* [The exercise] Repeat every line below exactly as it reads.

---------- Task inputs

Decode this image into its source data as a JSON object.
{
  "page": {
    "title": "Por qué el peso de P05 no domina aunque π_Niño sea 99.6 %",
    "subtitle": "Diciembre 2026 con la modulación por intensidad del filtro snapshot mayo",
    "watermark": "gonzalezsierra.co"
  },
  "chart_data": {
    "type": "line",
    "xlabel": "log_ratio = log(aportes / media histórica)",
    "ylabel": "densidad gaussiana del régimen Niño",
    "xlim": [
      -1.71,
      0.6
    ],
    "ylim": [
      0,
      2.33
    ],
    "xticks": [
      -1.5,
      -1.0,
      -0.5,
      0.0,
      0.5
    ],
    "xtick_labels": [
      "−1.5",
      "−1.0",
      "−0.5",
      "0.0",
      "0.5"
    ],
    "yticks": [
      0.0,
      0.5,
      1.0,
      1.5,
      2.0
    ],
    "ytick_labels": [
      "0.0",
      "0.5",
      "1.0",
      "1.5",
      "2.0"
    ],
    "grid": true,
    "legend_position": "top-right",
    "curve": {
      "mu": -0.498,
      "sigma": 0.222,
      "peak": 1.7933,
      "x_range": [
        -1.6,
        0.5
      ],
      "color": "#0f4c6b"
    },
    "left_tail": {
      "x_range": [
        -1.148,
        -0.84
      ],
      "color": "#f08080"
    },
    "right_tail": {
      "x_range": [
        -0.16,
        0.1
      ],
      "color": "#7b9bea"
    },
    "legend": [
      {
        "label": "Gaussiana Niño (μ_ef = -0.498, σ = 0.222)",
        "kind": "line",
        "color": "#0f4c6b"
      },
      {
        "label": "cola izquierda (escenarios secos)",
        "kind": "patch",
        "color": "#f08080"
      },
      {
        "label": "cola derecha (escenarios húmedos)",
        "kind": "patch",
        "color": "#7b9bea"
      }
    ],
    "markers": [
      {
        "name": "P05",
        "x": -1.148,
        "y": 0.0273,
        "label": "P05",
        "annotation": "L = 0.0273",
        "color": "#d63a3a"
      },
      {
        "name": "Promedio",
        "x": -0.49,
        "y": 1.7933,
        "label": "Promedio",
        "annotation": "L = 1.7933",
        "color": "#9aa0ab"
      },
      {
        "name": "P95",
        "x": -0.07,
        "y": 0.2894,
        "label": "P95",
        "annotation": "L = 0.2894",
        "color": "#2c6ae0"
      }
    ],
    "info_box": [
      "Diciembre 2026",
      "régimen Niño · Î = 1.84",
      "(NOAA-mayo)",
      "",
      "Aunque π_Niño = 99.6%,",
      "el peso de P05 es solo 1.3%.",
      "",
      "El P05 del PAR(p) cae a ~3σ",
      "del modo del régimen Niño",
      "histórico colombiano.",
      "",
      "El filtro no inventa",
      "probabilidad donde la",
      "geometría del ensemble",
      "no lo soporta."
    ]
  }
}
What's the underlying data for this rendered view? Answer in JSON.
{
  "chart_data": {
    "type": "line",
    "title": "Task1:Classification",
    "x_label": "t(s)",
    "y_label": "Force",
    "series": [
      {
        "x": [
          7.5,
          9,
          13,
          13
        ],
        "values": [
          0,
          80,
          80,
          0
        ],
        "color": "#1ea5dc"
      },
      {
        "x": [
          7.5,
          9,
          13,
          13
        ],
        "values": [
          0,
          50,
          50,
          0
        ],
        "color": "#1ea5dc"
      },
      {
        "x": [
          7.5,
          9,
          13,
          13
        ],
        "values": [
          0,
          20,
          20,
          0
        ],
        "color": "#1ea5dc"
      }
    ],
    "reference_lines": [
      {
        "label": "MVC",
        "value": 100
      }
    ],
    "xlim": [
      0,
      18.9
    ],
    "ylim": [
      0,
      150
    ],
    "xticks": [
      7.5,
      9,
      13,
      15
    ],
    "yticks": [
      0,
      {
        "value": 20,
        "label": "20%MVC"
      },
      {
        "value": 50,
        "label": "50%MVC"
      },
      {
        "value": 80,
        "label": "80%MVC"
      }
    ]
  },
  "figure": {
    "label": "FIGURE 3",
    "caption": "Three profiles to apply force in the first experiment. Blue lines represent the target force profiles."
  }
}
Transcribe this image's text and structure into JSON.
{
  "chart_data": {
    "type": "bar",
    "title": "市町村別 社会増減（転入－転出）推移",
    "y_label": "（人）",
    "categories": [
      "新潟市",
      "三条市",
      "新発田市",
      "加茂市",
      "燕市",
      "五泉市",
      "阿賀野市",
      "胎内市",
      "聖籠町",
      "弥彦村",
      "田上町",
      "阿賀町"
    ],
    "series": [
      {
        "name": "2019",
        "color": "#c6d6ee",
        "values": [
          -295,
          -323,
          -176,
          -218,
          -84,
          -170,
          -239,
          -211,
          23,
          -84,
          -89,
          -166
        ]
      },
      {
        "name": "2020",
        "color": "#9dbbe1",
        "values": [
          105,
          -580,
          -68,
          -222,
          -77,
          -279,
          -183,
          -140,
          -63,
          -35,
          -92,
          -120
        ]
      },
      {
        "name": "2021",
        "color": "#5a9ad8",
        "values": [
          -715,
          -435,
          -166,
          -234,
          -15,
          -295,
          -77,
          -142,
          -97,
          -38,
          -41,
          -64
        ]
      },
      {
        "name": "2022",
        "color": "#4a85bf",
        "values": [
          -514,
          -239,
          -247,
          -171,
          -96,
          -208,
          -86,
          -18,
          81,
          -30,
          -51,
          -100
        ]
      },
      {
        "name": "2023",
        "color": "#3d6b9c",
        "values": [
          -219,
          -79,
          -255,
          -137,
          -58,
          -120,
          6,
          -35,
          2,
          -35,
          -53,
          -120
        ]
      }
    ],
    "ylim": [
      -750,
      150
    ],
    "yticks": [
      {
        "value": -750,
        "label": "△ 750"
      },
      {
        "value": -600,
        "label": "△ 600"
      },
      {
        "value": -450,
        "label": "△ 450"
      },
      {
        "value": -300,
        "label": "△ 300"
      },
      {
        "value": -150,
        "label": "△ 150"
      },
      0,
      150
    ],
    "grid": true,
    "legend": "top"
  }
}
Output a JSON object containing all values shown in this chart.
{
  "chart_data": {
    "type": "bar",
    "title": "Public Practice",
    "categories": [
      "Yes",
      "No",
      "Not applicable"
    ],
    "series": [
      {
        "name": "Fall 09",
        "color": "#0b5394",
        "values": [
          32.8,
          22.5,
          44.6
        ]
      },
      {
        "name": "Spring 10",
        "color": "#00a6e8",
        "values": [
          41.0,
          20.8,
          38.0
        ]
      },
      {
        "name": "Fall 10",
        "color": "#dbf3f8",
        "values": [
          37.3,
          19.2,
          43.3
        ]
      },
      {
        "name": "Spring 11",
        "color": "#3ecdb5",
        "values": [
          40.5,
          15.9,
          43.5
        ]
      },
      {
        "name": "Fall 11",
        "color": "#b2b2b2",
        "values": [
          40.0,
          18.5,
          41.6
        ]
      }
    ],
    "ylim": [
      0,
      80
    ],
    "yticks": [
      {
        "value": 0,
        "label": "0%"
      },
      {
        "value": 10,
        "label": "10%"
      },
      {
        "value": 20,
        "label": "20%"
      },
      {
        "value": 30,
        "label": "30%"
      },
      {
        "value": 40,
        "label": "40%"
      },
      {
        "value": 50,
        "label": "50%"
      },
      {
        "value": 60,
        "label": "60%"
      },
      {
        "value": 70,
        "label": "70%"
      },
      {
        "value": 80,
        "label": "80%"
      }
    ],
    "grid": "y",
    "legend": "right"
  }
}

--------------------

* [Response below]
Decode this image into its source data as a JSON object.
{
  "page": {
    "title": "Por qué el peso de P05 no domina aunque π_Niño sea 99.6 %",
    "subtitle": "Diciembre 2026 con la modulación por intensidad del filtro snapshot mayo",
    "watermark": "gonzalezsierra.co"
  },
  "chart_data": {
    "type": "line",
    "xlabel": "log_ratio = log(aportes / media histórica)",
    "ylabel": "densidad gaussiana del régimen Niño",
    "xlim": [
      -1.71,
      0.6
    ],
    "ylim": [
      0,
      2.33
    ],
    "xticks": [
      -1.5,
      -1.0,
      -0.5,
      0.0,
      0.5
    ],
    "xtick_labels": [
      "−1.5",
      "−1.0",
      "−0.5",
      "0.0",
      "0.5"
    ],
    "yticks": [
      0.0,
      0.5,
      1.0,
      1.5,
      2.0
    ],
    "ytick_labels": [
      "0.0",
      "0.5",
      "1.0",
      "1.5",
      "2.0"
    ],
    "grid": true,
    "legend_position": "top-right",
    "curve": {
      "mu": -0.498,
      "sigma": 0.222,
      "peak": 1.7933,
      "x_range": [
        -1.6,
        0.5
      ],
      "color": "#0f4c6b"
    },
    "left_tail": {
      "x_range": [
        -1.148,
        -0.84
      ],
      "color": "#f08080"
    },
    "right_tail": {
      "x_range": [
        -0.16,
        0.1
      ],
      "color": "#7b9bea"
    },
    "legend": [
      {
        "label": "Gaussiana Niño (μ_ef = -0.498, σ = 0.222)",
        "kind": "line",
        "color": "#0f4c6b"
      },
      {
        "label": "cola izquierda (escenarios secos)",
        "kind": "patch",
        "color": "#f08080"
      },
      {
        "label": "cola derecha (escenarios húmedos)",
        "kind": "patch",
        "color": "#7b9bea"
      }
    ],
    "markers": [
      {
        "name": "P05",
        "x": -1.148,
        "y": 0.0273,
        "label": "P05",
        "annotation": "L = 0.0273",
        "color": "#d63a3a"
      },
      {
        "name": "Promedio",
        "x": -0.49,
        "y": 1.7933,
        "label": "Promedio",
        "annotation": "L = 1.7933",
        "color": "#9aa0ab"
      },
      {
        "name": "P95",
        "x": -0.07,
        "y": 0.2894,
        "label": "P95",
        "annotation": "L = 0.2894",
        "color": "#2c6ae0"
      }
    ],
    "info_box": [
      "Diciembre 2026",
      "régimen Niño · Î = 1.84",
      "(NOAA-mayo)",
      "",
      "Aunque π_Niño = 99.6%,",
      "el peso de P05 es solo 1.3%.",
      "",
      "El P05 del PAR(p) cae a ~3σ",
      "del modo del régimen Niño",
      "histórico colombiano.",
      "",
      "El filtro no inventa",
      "probabilidad donde la",
      "geometría del ensemble",
      "no lo soporta."
    ]
  }
}
What's the underlying data for this rendered view? Answer in JSON.
{
  "chart_data": {
    "type": "line",
    "title": "Task1:Classification",
    "x_label": "t(s)",
    "y_label": "Force",
    "series": [
      {
        "x": [
          7.5,
          9,
          13,
          13
        ],
        "values": [
          0,
          80,
          80,
          0
        ],
        "color": "#1ea5dc"
      },
      {
        "x": [
          7.5,
          9,
          13,
          13
        ],
        "values": [
          0,
          50,
          50,
          0
        ],
        "color": "#1ea5dc"
      },
      {
        "x": [
          7.5,
          9,
          13,
          13
        ],
        "values": [
          0,
          20,
          20,
          0
        ],
        "color": "#1ea5dc"
      }
    ],
    "reference_lines": [
      {
        "label": "MVC",
        "value": 100
      }
    ],
    "xlim": [
      0,
      18.9
    ],
    "ylim": [
      0,
      150
    ],
    "xticks": [
      7.5,
      9,
      13,
      15
    ],
    "yticks": [
      0,
      {
        "value": 20,
        "label": "20%MVC"
      },
      {
        "value": 50,
        "label": "50%MVC"
      },
      {
        "value": 80,
        "label": "80%MVC"
      }
    ]
  },
  "figure": {
    "label": "FIGURE 3",
    "caption": "Three profiles to apply force in the first experiment. Blue lines represent the target force profiles."
  }
}
Transcribe this image's text and structure into JSON.
{
  "chart_data": {
    "type": "bar",
    "title": "市町村別 社会増減（転入－転出）推移",
    "y_label": "（人）",
    "categories": [
      "新潟市",
      "三条市",
      "新発田市",
      "加茂市",
      "燕市",
      "五泉市",
      "阿賀野市",
      "胎内市",
      "聖籠町",
      "弥彦村",
      "田上町",
      "阿賀町"
    ],
    "series": [
      {
        "name": "2019",
        "color": "#c6d6ee",
        "values": [
          -295,
          -323,
          -176,
          -218,
          -84,
          -170,
          -239,
          -211,
          23,
          -84,
          -89,
          -166
        ]
      },
      {
        "name": "2020",
        "color": "#9dbbe1",
        "values": [
          105,
          -580,
          -68,
          -222,
          -77,
          -279,
          -183,
          -140,
          -63,
          -35,
          -92,
          -120
        ]
      },
      {
        "name": "2021",
        "color": "#5a9ad8",
        "values": [
          -715,
          -435,
          -166,
          -234,
          -15,
          -295,
          -77,
          -142,
          -97,
          -38,
          -41,
          -64
        ]
      },
      {
        "name": "2022",
        "color": "#4a85bf",
        "values": [
          -514,
          -239,
          -247,
          -171,
          -96,
          -208,
          -86,
          -18,
          81,
          -30,
          -51,
          -100
        ]
      },
      {
        "name": "2023",
        "color": "#3d6b9c",
        "values": [
          -219,
          -79,
          -255,
          -137,
          -58,
          -120,
          6,
          -35,
          2,
          -35,
          -53,
          -120
        ]
      }
    ],
    "ylim": [
      -750,
      150
    ],
    "yticks": [
      {
        "value": -750,
        "label": "△ 750"
      },
      {
        "value": -600,
        "label": "△ 600"
      },
      {
        "value": -450,
        "label": "△ 450"
      },
      {
        "value": -300,
        "label": "△ 300"
      },
      {
        "value": -150,
        "label": "△ 150"
      },
      0,
      150
    ],
    "grid": true,
    "legend": "top"
  }
}
Output a JSON object containing all values shown in this chart.
{
  "chart_data": {
    "type": "bar",
    "title": "Public Practice",
    "categories": [
      "Yes",
      "No",
      "Not applicable"
    ],
    "series": [
      {
        "name": "Fall 09",
        "color": "#0b5394",
        "values": [
          32.8,
          22.5,
          44.6
        ]
      },
      {
        "name": "Spring 10",
        "color": "#00a6e8",
        "values": [
          41.0,
          20.8,
          38.0
        ]
      },
      {
        "name": "Fall 10",
        "color": "#dbf3f8",
        "values": [
          37.3,
          19.2,
          43.3
        ]
      },
      {
        "name": "Spring 11",
        "color": "#3ecdb5",
        "values": [
          40.5,
          15.9,
          43.5
        ]
      },
      {
        "name": "Fall 11",
        "color": "#b2b2b2",
        "values": [
          40.0,
          18.5,
          41.6
        ]
      }
    ],
    "ylim": [
      0,
      80
    ],
    "yticks": [
      {
        "value": 0,
        "label": "0%"
      },
      {
        "value": 10,
        "label": "10%"
      },
      {
        "value": 20,
        "label": "20%"
      },
      {
        "value": 30,
        "label": "30%"
      },
      {
        "value": 40,
        "label": "40%"
      },
      {
        "value": 50,
        "label": "50%"
      },
      {
        "value": 60,
        "label": "60%"
      },
      {
        "value": 70,
        "label": "70%"
      },
      {
        "value": 80,
        "label": "80%"
      }
    ],
    "grid": "y",
    "legend": "right"
  }
}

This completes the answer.